→ **STATED GOAL**
Using the listing below, extract each line that has the word "name" in it.

_ _ _ _

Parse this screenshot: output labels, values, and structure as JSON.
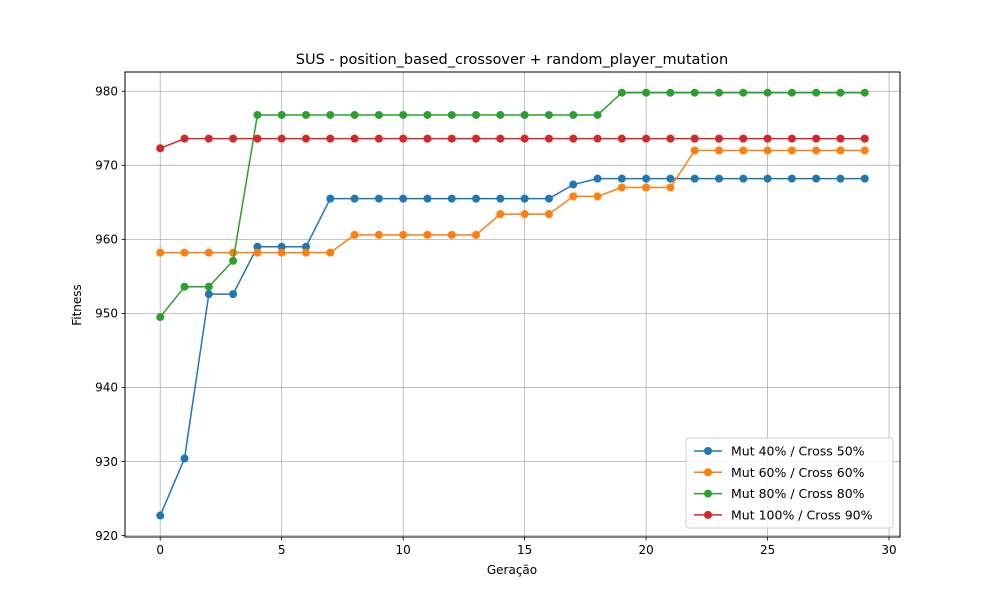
{
  "chart_data": {
    "type": "line",
    "title": "SUS - position_based_crossover + random_player_mutation",
    "xlabel": "Geração",
    "ylabel": "Fitness",
    "xlim": [
      -1.45,
      30.45
    ],
    "ylim": [
      919.8,
      982.6
    ],
    "xticks": [
      0,
      5,
      10,
      15,
      20,
      25,
      30
    ],
    "yticks": [
      920,
      930,
      940,
      950,
      960,
      970,
      980
    ],
    "grid": true,
    "legend_position": "lower right",
    "x": [
      0,
      1,
      2,
      3,
      4,
      5,
      6,
      7,
      8,
      9,
      10,
      11,
      12,
      13,
      14,
      15,
      16,
      17,
      18,
      19,
      20,
      21,
      22,
      23,
      24,
      25,
      26,
      27,
      28,
      29
    ],
    "series": [
      {
        "name": "Mut 40% / Cross 50%",
        "color": "#1f77b4",
        "values": [
          922.7,
          930.4,
          952.6,
          952.6,
          959.0,
          959.0,
          959.0,
          965.5,
          965.5,
          965.5,
          965.5,
          965.5,
          965.5,
          965.5,
          965.5,
          965.5,
          965.5,
          967.4,
          968.2,
          968.2,
          968.2,
          968.2,
          968.2,
          968.2,
          968.2,
          968.2,
          968.2,
          968.2,
          968.2,
          968.2
        ]
      },
      {
        "name": "Mut 60% / Cross 60%",
        "color": "#ff7f0e",
        "values": [
          958.2,
          958.2,
          958.2,
          958.2,
          958.2,
          958.2,
          958.2,
          958.2,
          960.6,
          960.6,
          960.6,
          960.6,
          960.6,
          960.6,
          963.4,
          963.4,
          963.4,
          965.8,
          965.8,
          967.0,
          967.0,
          967.0,
          972.0,
          972.0,
          972.0,
          972.0,
          972.0,
          972.0,
          972.0,
          972.0
        ]
      },
      {
        "name": "Mut 80% / Cross 80%",
        "color": "#2ca02c",
        "values": [
          949.5,
          953.6,
          953.6,
          957.1,
          976.8,
          976.8,
          976.8,
          976.8,
          976.8,
          976.8,
          976.8,
          976.8,
          976.8,
          976.8,
          976.8,
          976.8,
          976.8,
          976.8,
          976.8,
          979.8,
          979.8,
          979.8,
          979.8,
          979.8,
          979.8,
          979.8,
          979.8,
          979.8,
          979.8,
          979.8
        ]
      },
      {
        "name": "Mut 100% / Cross 90%",
        "color": "#d62728",
        "values": [
          972.3,
          973.6,
          973.6,
          973.6,
          973.6,
          973.6,
          973.6,
          973.6,
          973.6,
          973.6,
          973.6,
          973.6,
          973.6,
          973.6,
          973.6,
          973.6,
          973.6,
          973.6,
          973.6,
          973.6,
          973.6,
          973.6,
          973.6,
          973.6,
          973.6,
          973.6,
          973.6,
          973.6,
          973.6,
          973.6
        ]
      }
    ]
  }
}
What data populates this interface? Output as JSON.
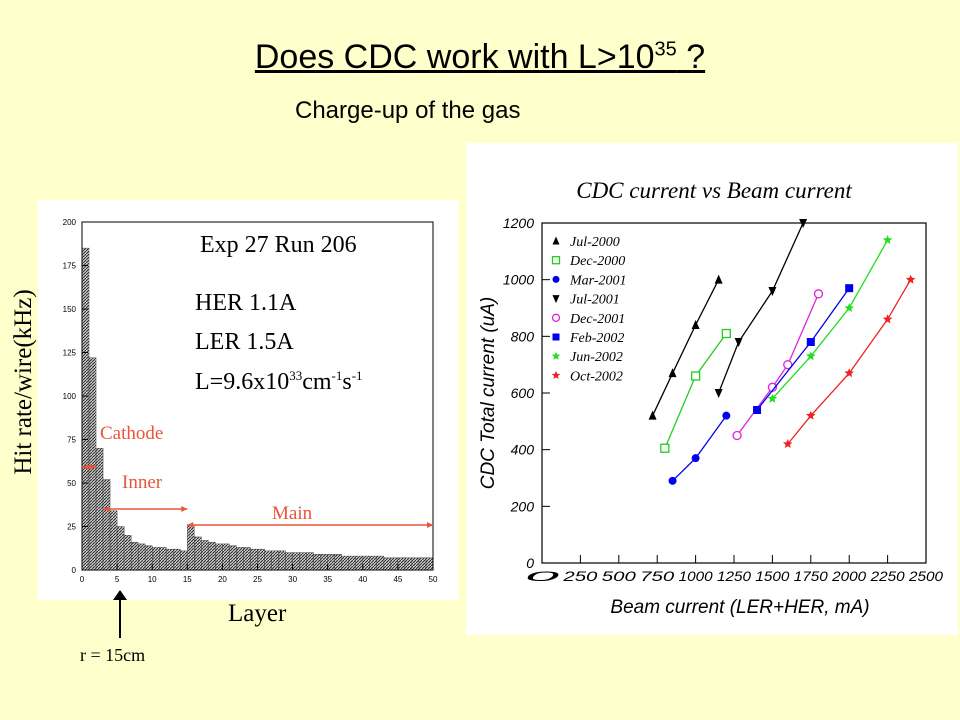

_ _ _ _

→ **FULL OUTPUT**
        "name": "Mut 40% / Cross 50%",
        "name": "Mut 60% / Cross 60%",
        "name": "Mut 80% / Cross 80%",
        "name": "Mut 100% / Cross 90%",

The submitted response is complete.